> [Written request] Everything in the data should be repeated exactly, save for the images.

Items from a figure collection
§ §
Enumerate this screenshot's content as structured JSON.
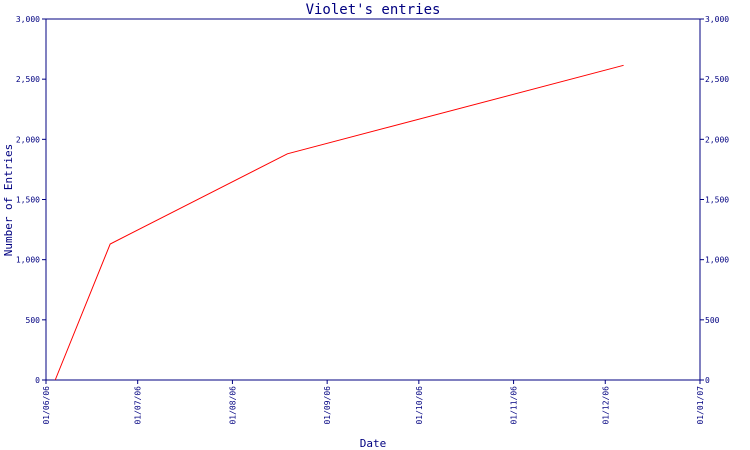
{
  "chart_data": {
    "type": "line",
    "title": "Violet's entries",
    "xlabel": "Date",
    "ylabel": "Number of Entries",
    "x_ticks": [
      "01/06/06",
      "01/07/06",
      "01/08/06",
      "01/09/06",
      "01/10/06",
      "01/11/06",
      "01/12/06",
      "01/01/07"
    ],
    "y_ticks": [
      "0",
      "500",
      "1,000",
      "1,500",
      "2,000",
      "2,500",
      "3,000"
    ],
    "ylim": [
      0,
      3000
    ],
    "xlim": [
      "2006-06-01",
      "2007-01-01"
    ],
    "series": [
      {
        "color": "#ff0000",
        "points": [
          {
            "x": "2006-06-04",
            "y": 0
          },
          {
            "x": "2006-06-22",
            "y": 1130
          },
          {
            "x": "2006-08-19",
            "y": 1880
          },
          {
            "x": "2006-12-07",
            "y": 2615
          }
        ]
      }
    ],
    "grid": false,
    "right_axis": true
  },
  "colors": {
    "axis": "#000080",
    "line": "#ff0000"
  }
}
§ §
> [Written answer]
Enumerate this screenshot's content as structured JSON.
{
  "chart_data": {
    "type": "line",
    "title": "Violet's entries",
    "xlabel": "Date",
    "ylabel": "Number of Entries",
    "x_ticks": [
      "01/06/06",
      "01/07/06",
      "01/08/06",
      "01/09/06",
      "01/10/06",
      "01/11/06",
      "01/12/06",
      "01/01/07"
    ],
    "y_ticks": [
      "0",
      "500",
      "1,000",
      "1,500",
      "2,000",
      "2,500",
      "3,000"
    ],
    "ylim": [
      0,
      3000
    ],
    "xlim": [
      "2006-06-01",
      "2007-01-01"
    ],
    "series": [
      {
        "color": "#ff0000",
        "points": [
          {
            "x": "2006-06-04",
            "y": 0
          },
          {
            "x": "2006-06-22",
            "y": 1130
          },
          {
            "x": "2006-08-19",
            "y": 1880
          },
          {
            "x": "2006-12-07",
            "y": 2615
          }
        ]
      }
    ],
    "grid": false,
    "right_axis": true
  },
  "colors": {
    "axis": "#000080",
    "line": "#ff0000"
  }
}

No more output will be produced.